§ SET PROBLEM
Locate every line below that contains the string "types", and copy each of those lines in full.

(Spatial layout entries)

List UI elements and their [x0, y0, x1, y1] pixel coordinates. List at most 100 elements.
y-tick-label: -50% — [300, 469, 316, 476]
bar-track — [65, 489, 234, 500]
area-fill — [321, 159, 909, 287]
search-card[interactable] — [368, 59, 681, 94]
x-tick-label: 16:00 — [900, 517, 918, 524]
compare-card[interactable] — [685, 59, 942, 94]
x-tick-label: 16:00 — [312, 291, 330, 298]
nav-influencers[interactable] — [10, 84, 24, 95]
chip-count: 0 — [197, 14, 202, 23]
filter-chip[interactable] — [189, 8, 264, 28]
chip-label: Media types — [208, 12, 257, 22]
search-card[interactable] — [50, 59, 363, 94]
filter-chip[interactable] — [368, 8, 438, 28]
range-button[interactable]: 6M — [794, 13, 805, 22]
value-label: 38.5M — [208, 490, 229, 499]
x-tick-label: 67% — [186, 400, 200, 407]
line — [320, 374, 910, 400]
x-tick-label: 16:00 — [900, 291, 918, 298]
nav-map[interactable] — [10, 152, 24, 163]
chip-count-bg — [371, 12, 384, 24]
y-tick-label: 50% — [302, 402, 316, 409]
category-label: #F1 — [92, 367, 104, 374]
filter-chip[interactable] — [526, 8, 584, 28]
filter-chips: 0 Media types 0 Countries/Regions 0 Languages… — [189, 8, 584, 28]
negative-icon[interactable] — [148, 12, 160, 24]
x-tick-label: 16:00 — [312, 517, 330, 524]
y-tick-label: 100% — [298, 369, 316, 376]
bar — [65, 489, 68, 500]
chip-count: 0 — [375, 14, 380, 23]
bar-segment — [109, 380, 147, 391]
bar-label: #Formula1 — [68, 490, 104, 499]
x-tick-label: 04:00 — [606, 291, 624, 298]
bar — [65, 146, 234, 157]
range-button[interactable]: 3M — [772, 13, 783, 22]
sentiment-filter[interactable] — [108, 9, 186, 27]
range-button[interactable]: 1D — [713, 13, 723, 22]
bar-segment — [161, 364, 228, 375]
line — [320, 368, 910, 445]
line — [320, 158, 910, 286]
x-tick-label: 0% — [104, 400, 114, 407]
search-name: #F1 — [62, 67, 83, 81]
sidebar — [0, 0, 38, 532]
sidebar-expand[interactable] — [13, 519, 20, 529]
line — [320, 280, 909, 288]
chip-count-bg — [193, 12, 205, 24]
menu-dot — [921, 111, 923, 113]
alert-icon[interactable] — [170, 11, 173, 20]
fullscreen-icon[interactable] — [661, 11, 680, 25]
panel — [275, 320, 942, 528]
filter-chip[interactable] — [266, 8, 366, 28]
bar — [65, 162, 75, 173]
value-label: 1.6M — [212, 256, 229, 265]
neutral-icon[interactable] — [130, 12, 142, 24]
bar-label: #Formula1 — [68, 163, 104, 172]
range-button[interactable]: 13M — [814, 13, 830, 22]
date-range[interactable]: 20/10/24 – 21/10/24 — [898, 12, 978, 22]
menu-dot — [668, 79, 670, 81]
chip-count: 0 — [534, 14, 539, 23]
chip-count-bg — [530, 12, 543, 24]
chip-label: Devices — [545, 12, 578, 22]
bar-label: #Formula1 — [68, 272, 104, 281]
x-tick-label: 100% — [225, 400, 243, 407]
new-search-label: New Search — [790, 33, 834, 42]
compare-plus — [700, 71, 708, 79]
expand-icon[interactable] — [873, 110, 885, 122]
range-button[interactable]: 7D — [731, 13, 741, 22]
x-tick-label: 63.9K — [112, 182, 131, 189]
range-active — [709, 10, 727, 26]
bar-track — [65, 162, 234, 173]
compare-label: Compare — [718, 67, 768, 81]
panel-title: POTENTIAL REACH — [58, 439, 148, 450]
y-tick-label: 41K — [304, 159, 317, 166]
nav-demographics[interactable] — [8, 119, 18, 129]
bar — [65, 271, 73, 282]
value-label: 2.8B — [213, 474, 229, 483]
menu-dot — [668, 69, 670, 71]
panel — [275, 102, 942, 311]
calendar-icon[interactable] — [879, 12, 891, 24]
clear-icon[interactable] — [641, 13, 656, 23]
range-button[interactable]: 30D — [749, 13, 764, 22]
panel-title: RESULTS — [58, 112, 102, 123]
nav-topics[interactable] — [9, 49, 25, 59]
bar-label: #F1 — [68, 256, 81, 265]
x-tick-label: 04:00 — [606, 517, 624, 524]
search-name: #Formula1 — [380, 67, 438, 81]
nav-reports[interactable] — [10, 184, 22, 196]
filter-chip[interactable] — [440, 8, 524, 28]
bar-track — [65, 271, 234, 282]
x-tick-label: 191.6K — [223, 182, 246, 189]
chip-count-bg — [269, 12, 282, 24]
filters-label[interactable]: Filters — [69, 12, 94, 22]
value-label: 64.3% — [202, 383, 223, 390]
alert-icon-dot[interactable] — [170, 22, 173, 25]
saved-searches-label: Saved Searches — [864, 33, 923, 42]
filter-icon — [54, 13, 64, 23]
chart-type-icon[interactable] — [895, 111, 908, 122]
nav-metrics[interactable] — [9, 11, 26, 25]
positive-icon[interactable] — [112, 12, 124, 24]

§ SOLUTION TO THIS TASK
chip-label: Media types — [208, 12, 257, 22]
filter-chips: 0 Media types 0 Countries/Regions 0 Languages… — [189, 8, 584, 28]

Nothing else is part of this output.